Exercise inputs —

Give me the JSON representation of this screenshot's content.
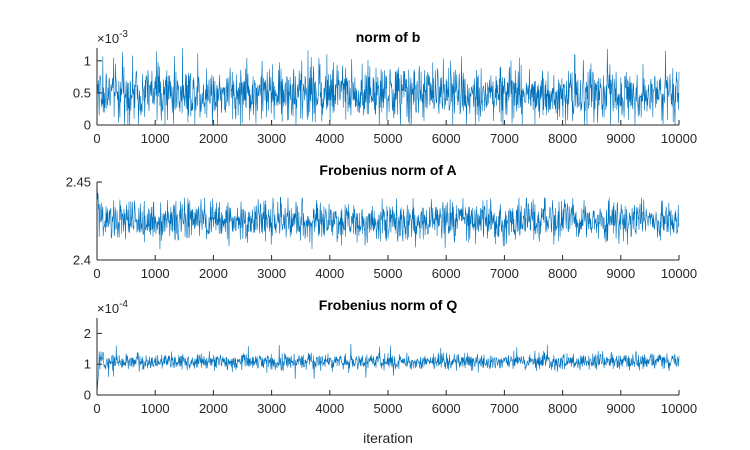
{
  "chart_data": [
    {
      "type": "line",
      "title": "norm of b",
      "xlabel": "",
      "ylabel": "",
      "xlim": [
        0,
        10000
      ],
      "ylim": [
        0,
        1.2
      ],
      "xticks": [
        "0",
        "1000",
        "2000",
        "3000",
        "4000",
        "5000",
        "6000",
        "7000",
        "8000",
        "9000",
        "10000"
      ],
      "yticks": [
        "0",
        "0.5",
        "1"
      ],
      "ytick_values": [
        0,
        0.5,
        1
      ],
      "y_multiplier": {
        "base": "×10",
        "exponent": "-3"
      },
      "grid": false,
      "series": [
        {
          "color": "#0072BD",
          "mean": 0.5,
          "band_low": 0.15,
          "band_high": 0.95,
          "peak_max": 1.2,
          "start_value": 0.6
        }
      ]
    },
    {
      "type": "line",
      "title": "Frobenius norm of A",
      "xlabel": "",
      "ylabel": "",
      "xlim": [
        0,
        10000
      ],
      "ylim": [
        2.4,
        2.45
      ],
      "xticks": [
        "0",
        "1000",
        "2000",
        "3000",
        "4000",
        "5000",
        "6000",
        "7000",
        "8000",
        "9000",
        "10000"
      ],
      "yticks": [
        "2.4",
        "2.45"
      ],
      "ytick_values": [
        2.4,
        2.45
      ],
      "grid": false,
      "series": [
        {
          "color": "#0072BD",
          "mean": 2.425,
          "band_low": 2.413,
          "band_high": 2.437,
          "peak_max": 2.44,
          "start_value": 2.45
        }
      ]
    },
    {
      "type": "line",
      "title": "Frobenius norm of Q",
      "xlabel": "iteration",
      "ylabel": "",
      "xlim": [
        0,
        10000
      ],
      "ylim": [
        0,
        2.5
      ],
      "xticks": [
        "0",
        "1000",
        "2000",
        "3000",
        "4000",
        "5000",
        "6000",
        "7000",
        "8000",
        "9000",
        "10000"
      ],
      "yticks": [
        "0",
        "1",
        "2"
      ],
      "ytick_values": [
        0,
        1,
        2
      ],
      "y_multiplier": {
        "base": "×10",
        "exponent": "-4"
      },
      "grid": false,
      "series": [
        {
          "color": "#0072BD",
          "mean": 1.08,
          "band_low": 0.85,
          "band_high": 1.35,
          "peak_max": 1.65,
          "start_value": 0
        }
      ]
    }
  ]
}
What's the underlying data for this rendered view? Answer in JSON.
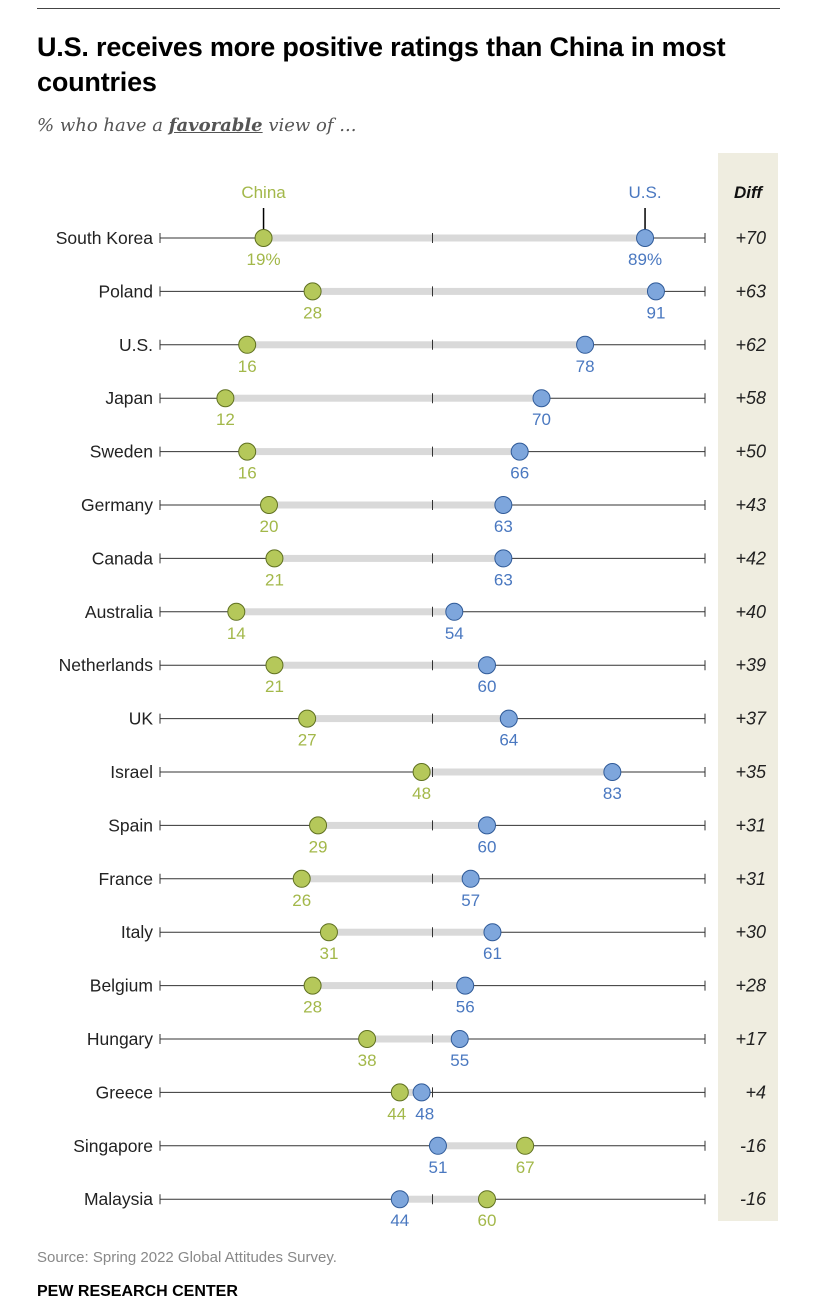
{
  "header": {
    "title": "U.S. receives more positive ratings than China in most countries",
    "subtitle_prefix": "% who have a ",
    "subtitle_emphasis": "favorable",
    "subtitle_suffix": " view of ..."
  },
  "footer": {
    "source": "Source: Spring 2022 Global Attitudes Survey.",
    "brand": "PEW RESEARCH CENTER"
  },
  "colors": {
    "china": "#b5c85a",
    "us": "#7ea6dc",
    "china_text": "#a3b84a",
    "us_text": "#4a78c0",
    "diff_panel": "#efede0",
    "track": "#d9d9d9"
  },
  "chart_data": {
    "type": "dumbbell",
    "x_range": [
      0,
      100
    ],
    "series_labels": {
      "china": "China",
      "us": "U.S.",
      "diff": "Diff"
    },
    "first_row_percent_suffix": "%",
    "rows": [
      {
        "country": "South Korea",
        "china": 19,
        "us": 89,
        "diff": "+70"
      },
      {
        "country": "Poland",
        "china": 28,
        "us": 91,
        "diff": "+63"
      },
      {
        "country": "U.S.",
        "china": 16,
        "us": 78,
        "diff": "+62"
      },
      {
        "country": "Japan",
        "china": 12,
        "us": 70,
        "diff": "+58"
      },
      {
        "country": "Sweden",
        "china": 16,
        "us": 66,
        "diff": "+50"
      },
      {
        "country": "Germany",
        "china": 20,
        "us": 63,
        "diff": "+43"
      },
      {
        "country": "Canada",
        "china": 21,
        "us": 63,
        "diff": "+42"
      },
      {
        "country": "Australia",
        "china": 14,
        "us": 54,
        "diff": "+40"
      },
      {
        "country": "Netherlands",
        "china": 21,
        "us": 60,
        "diff": "+39"
      },
      {
        "country": "UK",
        "china": 27,
        "us": 64,
        "diff": "+37"
      },
      {
        "country": "Israel",
        "china": 48,
        "us": 83,
        "diff": "+35"
      },
      {
        "country": "Spain",
        "china": 29,
        "us": 60,
        "diff": "+31"
      },
      {
        "country": "France",
        "china": 26,
        "us": 57,
        "diff": "+31"
      },
      {
        "country": "Italy",
        "china": 31,
        "us": 61,
        "diff": "+30"
      },
      {
        "country": "Belgium",
        "china": 28,
        "us": 56,
        "diff": "+28"
      },
      {
        "country": "Hungary",
        "china": 38,
        "us": 55,
        "diff": "+17"
      },
      {
        "country": "Greece",
        "china": 44,
        "us": 48,
        "diff": "+4"
      },
      {
        "country": "Singapore",
        "china": 67,
        "us": 51,
        "diff": "-16"
      },
      {
        "country": "Malaysia",
        "china": 60,
        "us": 44,
        "diff": "-16"
      }
    ]
  }
}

What you need to do — Give every record back exactly as it reads, with no images.

Solution —
Give me the JSON representation of this screenshot's content.
{
  "chart_data": [
    {
      "type": "line",
      "title": "norm of b",
      "xlabel": "",
      "ylabel": "",
      "xlim": [
        0,
        10000
      ],
      "ylim": [
        0,
        1.2
      ],
      "xticks": [
        "0",
        "1000",
        "2000",
        "3000",
        "4000",
        "5000",
        "6000",
        "7000",
        "8000",
        "9000",
        "10000"
      ],
      "yticks": [
        "0",
        "0.5",
        "1"
      ],
      "ytick_values": [
        0,
        0.5,
        1
      ],
      "y_multiplier": {
        "base": "×10",
        "exponent": "-3"
      },
      "grid": false,
      "series": [
        {
          "color": "#0072BD",
          "mean": 0.5,
          "band_low": 0.15,
          "band_high": 0.95,
          "peak_max": 1.2,
          "start_value": 0.6
        }
      ]
    },
    {
      "type": "line",
      "title": "Frobenius norm of A",
      "xlabel": "",
      "ylabel": "",
      "xlim": [
        0,
        10000
      ],
      "ylim": [
        2.4,
        2.45
      ],
      "xticks": [
        "0",
        "1000",
        "2000",
        "3000",
        "4000",
        "5000",
        "6000",
        "7000",
        "8000",
        "9000",
        "10000"
      ],
      "yticks": [
        "2.4",
        "2.45"
      ],
      "ytick_values": [
        2.4,
        2.45
      ],
      "grid": false,
      "series": [
        {
          "color": "#0072BD",
          "mean": 2.425,
          "band_low": 2.413,
          "band_high": 2.437,
          "peak_max": 2.44,
          "start_value": 2.45
        }
      ]
    },
    {
      "type": "line",
      "title": "Frobenius norm of Q",
      "xlabel": "iteration",
      "ylabel": "",
      "xlim": [
        0,
        10000
      ],
      "ylim": [
        0,
        2.5
      ],
      "xticks": [
        "0",
        "1000",
        "2000",
        "3000",
        "4000",
        "5000",
        "6000",
        "7000",
        "8000",
        "9000",
        "10000"
      ],
      "yticks": [
        "0",
        "1",
        "2"
      ],
      "ytick_values": [
        0,
        1,
        2
      ],
      "y_multiplier": {
        "base": "×10",
        "exponent": "-4"
      },
      "grid": false,
      "series": [
        {
          "color": "#0072BD",
          "mean": 1.08,
          "band_low": 0.85,
          "band_high": 1.35,
          "peak_max": 1.65,
          "start_value": 0
        }
      ]
    }
  ]
}
What's the underlying data for this rendered view? Answer in JSON.
{
  "header": {
    "title": "U.S. receives more positive ratings than China in most countries",
    "subtitle_prefix": "% who have a ",
    "subtitle_emphasis": "favorable",
    "subtitle_suffix": " view of ..."
  },
  "footer": {
    "source": "Source: Spring 2022 Global Attitudes Survey.",
    "brand": "PEW RESEARCH CENTER"
  },
  "colors": {
    "china": "#b5c85a",
    "us": "#7ea6dc",
    "china_text": "#a3b84a",
    "us_text": "#4a78c0",
    "diff_panel": "#efede0",
    "track": "#d9d9d9"
  },
  "chart_data": {
    "type": "dumbbell",
    "x_range": [
      0,
      100
    ],
    "series_labels": {
      "china": "China",
      "us": "U.S.",
      "diff": "Diff"
    },
    "first_row_percent_suffix": "%",
    "rows": [
      {
        "country": "South Korea",
        "china": 19,
        "us": 89,
        "diff": "+70"
      },
      {
        "country": "Poland",
        "china": 28,
        "us": 91,
        "diff": "+63"
      },
      {
        "country": "U.S.",
        "china": 16,
        "us": 78,
        "diff": "+62"
      },
      {
        "country": "Japan",
        "china": 12,
        "us": 70,
        "diff": "+58"
      },
      {
        "country": "Sweden",
        "china": 16,
        "us": 66,
        "diff": "+50"
      },
      {
        "country": "Germany",
        "china": 20,
        "us": 63,
        "diff": "+43"
      },
      {
        "country": "Canada",
        "china": 21,
        "us": 63,
        "diff": "+42"
      },
      {
        "country": "Australia",
        "china": 14,
        "us": 54,
        "diff": "+40"
      },
      {
        "country": "Netherlands",
        "china": 21,
        "us": 60,
        "diff": "+39"
      },
      {
        "country": "UK",
        "china": 27,
        "us": 64,
        "diff": "+37"
      },
      {
        "country": "Israel",
        "china": 48,
        "us": 83,
        "diff": "+35"
      },
      {
        "country": "Spain",
        "china": 29,
        "us": 60,
        "diff": "+31"
      },
      {
        "country": "France",
        "china": 26,
        "us": 57,
        "diff": "+31"
      },
      {
        "country": "Italy",
        "china": 31,
        "us": 61,
        "diff": "+30"
      },
      {
        "country": "Belgium",
        "china": 28,
        "us": 56,
        "diff": "+28"
      },
      {
        "country": "Hungary",
        "china": 38,
        "us": 55,
        "diff": "+17"
      },
      {
        "country": "Greece",
        "china": 44,
        "us": 48,
        "diff": "+4"
      },
      {
        "country": "Singapore",
        "china": 67,
        "us": 51,
        "diff": "-16"
      },
      {
        "country": "Malaysia",
        "china": 60,
        "us": 44,
        "diff": "-16"
      }
    ]
  }
}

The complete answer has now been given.